### 作業指示
以下の研究報告をもとに、次の問いに答えてください。
(a) 研究代表者の所属機関はどこですか。
(b) 表皮γδT細胞に特異的に発現する遺伝子を同定するため、γδT細胞はどの組織から単離されましたか。
(c) 接触性皮膚炎を誘導したのは、どのようなマウスですか。

### 抜粋テキスト
•••

2012 Fiscal Year Research-status Report
Project/Area Number |
23791123
|
Research Institution | Juntendo University |
Principal Investigator |
志村 絵理 順天堂大学, 医学(系)研究科(研究院), 研究員 (30586342)
|
Keywords | 表皮γδT細胞 / 皮膚免疫応答 |
Research Abstract |
本研究は、表皮γδT細胞の解析するツールの作成とその解析が目的である。具体的には、表皮γδT細胞特異的に発現する遺伝子を同定し、それをもとに表皮γδT細胞欠損マウスの作成を行う。その後、作成したマウスを利用し、表皮γδT細胞の機能を解析する。本年度は、表皮γδT細胞特異的に発現する遺伝子を同定するため、表皮、腸管、脾臓の各組織から、γδT細胞を単離した。その後、これらγδT細胞のサンプルについてマイクロアレイ解析を行い、表皮γδT細胞に発現する遺伝子群から腸管、脾臓のγδT細胞に発現する遺伝子群との比較により、表皮γδT細胞特異的に発現する遺伝子の候補を絞った。候補遺伝子のさらなる選別も間もなく終了が見込まれ、マウスの作成を間近に控えている状況である。これまで、マウス表皮γδT細胞に相当する細胞はヒトでは存在しないとされてきたが、実際、明確に証明されていない。本研究により絞られつつある、表皮γδT細胞特異的遺伝子について、今後ヒトの皮膚組織にて発現の有無を調べることで、皮膚組織に存在する細胞の新しい理解に繋がる事が期待される。一方、表皮γδT細胞の無い状況における免疫応答を解析すべく、野生型マウスの脾臓細胞を移入したRAG欠損マウスへ接触性皮膚炎を誘導した。このマウスでは耳翼の肥厚がコントロールマウスと同程度であり、再現性を確認した。この結果は、TCRδ欠損マウスを用いた既存の結果と相反するが、TCRδ欠損マウスは表皮以外のγδT細胞の欠損も考慮される為、本研究で得られた結果は、表皮γδT細胞の免疫応答を考える上で、今までに無い、非常に興味深い結果である。以上の24年度の研究成果により、今後の解析に必要な準備を整えることができた。また、表皮γδT細胞の新しい理解も得られるとともに、25年度におけるさらなる進展が期待される。
|
Current Status of Research Progress |
Current Status of Research Progress
2: Research has progressed on the whole more than it was originally planned.

•••

### データ内容
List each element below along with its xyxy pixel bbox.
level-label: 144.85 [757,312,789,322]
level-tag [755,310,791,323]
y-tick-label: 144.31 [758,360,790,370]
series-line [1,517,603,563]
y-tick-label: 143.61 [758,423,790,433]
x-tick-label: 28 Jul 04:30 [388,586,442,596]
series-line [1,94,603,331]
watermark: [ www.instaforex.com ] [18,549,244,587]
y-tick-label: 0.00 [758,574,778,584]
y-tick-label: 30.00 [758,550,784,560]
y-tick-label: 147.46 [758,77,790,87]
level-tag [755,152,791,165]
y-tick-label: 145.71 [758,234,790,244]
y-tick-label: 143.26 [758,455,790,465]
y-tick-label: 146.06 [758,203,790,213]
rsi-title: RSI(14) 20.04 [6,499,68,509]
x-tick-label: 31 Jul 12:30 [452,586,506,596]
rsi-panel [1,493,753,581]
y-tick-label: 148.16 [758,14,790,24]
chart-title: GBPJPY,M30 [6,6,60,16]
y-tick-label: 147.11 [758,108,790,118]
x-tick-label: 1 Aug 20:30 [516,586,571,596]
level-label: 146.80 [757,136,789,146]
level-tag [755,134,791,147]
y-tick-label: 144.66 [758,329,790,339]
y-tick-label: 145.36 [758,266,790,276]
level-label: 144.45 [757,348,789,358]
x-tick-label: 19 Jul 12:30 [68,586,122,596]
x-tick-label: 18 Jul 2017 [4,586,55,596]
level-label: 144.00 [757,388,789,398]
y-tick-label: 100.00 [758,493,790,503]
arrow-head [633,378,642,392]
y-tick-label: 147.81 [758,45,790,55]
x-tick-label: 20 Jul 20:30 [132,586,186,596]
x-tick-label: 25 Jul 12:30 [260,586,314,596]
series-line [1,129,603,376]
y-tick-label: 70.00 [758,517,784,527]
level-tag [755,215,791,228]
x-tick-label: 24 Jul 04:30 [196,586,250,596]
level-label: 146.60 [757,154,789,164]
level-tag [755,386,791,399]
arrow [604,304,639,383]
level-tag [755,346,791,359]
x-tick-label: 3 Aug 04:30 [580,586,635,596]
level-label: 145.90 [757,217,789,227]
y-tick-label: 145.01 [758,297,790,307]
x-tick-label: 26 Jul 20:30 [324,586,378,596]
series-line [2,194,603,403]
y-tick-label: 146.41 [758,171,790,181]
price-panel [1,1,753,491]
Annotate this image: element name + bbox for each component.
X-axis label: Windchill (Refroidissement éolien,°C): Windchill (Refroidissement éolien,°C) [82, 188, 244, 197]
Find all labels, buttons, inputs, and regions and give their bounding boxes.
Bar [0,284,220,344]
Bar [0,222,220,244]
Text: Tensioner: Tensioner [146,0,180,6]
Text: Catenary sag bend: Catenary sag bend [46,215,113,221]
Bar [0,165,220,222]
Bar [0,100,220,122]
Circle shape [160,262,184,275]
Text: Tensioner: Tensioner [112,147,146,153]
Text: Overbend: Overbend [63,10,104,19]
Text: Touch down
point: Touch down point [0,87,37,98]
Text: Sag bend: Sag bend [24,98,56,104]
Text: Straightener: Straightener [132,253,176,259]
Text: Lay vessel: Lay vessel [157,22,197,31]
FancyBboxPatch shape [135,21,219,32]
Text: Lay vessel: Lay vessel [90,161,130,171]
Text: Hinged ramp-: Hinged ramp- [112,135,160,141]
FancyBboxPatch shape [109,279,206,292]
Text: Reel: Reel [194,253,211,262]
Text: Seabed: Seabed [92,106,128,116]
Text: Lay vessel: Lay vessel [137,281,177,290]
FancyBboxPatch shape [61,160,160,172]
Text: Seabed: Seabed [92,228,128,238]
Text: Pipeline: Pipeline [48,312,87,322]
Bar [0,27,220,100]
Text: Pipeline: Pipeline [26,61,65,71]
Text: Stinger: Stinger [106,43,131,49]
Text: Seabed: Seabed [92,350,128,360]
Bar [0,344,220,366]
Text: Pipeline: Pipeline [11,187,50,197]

•••

### 作業結果
(a) 順天堂大学
(b) 表皮、腸管、脾臓
(c) 野生型マウスの脾臓細胞を移入したRAG欠損マウス